§ Written task:
Work through the data below and give the number of lines holding "candidate", nothing more.

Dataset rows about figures

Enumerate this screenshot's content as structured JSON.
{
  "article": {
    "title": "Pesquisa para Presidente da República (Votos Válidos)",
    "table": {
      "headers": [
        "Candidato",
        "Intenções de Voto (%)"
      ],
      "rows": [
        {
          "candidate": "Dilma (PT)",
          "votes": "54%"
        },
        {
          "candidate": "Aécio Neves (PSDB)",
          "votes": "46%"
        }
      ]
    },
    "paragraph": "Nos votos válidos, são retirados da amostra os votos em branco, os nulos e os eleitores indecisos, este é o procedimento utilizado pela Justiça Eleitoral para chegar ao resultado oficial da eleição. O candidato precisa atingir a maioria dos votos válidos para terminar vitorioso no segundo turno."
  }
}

§ Response to the exercise:
2